Records excerpted from a collection:
#####

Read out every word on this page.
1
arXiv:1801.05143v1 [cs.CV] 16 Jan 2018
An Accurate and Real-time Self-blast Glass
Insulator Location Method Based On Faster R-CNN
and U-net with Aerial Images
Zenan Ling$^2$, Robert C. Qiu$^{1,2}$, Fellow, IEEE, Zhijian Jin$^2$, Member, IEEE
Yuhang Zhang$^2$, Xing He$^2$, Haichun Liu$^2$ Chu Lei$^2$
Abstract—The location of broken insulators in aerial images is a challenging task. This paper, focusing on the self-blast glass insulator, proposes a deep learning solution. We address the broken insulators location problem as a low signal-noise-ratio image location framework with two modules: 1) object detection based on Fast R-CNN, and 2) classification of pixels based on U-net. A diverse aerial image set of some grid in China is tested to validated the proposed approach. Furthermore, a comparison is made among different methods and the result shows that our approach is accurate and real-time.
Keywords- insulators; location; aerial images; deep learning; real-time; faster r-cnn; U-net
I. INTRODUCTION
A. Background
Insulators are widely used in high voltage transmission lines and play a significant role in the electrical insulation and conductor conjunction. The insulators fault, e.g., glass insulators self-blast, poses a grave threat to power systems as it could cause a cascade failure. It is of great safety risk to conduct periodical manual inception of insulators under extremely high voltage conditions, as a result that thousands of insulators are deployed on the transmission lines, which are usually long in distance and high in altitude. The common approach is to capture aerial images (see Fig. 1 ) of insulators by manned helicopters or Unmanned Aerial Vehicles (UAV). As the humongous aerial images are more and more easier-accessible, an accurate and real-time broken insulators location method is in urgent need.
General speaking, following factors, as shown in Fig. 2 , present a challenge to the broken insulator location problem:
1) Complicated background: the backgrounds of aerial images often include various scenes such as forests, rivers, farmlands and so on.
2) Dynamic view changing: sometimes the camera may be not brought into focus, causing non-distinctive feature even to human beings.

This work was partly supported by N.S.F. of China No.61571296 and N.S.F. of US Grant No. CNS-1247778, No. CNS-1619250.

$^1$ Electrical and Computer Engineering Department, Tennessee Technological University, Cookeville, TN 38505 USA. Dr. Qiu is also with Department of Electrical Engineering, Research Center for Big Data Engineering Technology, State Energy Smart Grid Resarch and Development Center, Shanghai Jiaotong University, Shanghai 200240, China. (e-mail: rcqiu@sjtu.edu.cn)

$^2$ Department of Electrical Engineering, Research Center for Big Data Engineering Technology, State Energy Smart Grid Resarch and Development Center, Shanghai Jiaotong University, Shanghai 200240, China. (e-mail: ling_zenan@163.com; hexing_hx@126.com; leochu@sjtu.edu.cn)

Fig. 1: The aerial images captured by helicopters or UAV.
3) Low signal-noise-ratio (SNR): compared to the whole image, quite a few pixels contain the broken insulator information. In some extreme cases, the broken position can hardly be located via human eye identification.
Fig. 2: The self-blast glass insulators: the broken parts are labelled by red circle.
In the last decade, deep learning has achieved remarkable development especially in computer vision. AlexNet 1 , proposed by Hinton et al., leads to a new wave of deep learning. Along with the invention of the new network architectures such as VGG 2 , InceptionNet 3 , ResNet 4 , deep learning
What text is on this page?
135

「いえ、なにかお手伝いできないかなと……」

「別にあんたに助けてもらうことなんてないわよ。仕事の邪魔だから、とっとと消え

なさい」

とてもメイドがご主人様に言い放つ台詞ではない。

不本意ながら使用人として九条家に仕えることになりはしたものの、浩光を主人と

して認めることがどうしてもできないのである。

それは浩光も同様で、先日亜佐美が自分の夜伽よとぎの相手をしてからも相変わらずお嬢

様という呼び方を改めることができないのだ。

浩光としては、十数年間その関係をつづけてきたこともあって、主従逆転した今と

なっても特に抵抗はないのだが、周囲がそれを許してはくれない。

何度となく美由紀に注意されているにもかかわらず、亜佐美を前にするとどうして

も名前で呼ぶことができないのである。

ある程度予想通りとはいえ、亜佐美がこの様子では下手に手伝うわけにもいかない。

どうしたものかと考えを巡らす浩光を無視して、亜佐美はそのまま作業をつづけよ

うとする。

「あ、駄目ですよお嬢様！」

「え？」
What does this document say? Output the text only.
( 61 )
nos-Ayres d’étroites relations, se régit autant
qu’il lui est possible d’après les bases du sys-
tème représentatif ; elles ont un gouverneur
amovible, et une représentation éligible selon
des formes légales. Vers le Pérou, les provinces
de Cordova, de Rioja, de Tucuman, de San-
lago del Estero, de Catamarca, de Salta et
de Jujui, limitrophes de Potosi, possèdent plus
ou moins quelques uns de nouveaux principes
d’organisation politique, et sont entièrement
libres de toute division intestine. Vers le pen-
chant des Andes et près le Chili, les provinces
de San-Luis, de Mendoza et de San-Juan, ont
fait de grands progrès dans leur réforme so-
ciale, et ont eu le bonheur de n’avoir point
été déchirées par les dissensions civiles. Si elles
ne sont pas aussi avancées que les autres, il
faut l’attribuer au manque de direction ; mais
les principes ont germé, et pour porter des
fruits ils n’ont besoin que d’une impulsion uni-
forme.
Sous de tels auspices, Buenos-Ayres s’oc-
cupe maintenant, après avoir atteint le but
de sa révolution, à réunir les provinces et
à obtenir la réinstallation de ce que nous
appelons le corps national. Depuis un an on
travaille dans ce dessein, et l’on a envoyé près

#####

Copy only this span: the line that contains "What does this", the last line, and every line between them.

Answer to the exercise:
What does this document say? Output the text only.
( 61 )
nos-Ayres d’étroites relations, se régit autant
qu’il lui est possible d’après les bases du sys-
tème représentatif ; elles ont un gouverneur
amovible, et une représentation éligible selon
des formes légales. Vers le Pérou, les provinces
de Cordova, de Rioja, de Tucuman, de San-
lago del Estero, de Catamarca, de Salta et
de Jujui, limitrophes de Potosi, possèdent plus
ou moins quelques uns de nouveaux principes
d’organisation politique, et sont entièrement
libres de toute division intestine. Vers le pen-
chant des Andes et près le Chili, les provinces
de San-Luis, de Mendoza et de San-Juan, ont
fait de grands progrès dans leur réforme so-
ciale, et ont eu le bonheur de n’avoir point
été déchirées par les dissensions civiles. Si elles
ne sont pas aussi avancées que les autres, il
faut l’attribuer au manque de direction ; mais
les principes ont germé, et pour porter des
fruits ils n’ont besoin que d’une impulsion uni-
forme.
Sous de tels auspices, Buenos-Ayres s’oc-
cupe maintenant, après avoir atteint le but
de sa révolution, à réunir les provinces et
à obtenir la réinstallation de ce que nous
appelons le corps national. Depuis un an on
travaille dans ce dessein, et l’on a envoyé près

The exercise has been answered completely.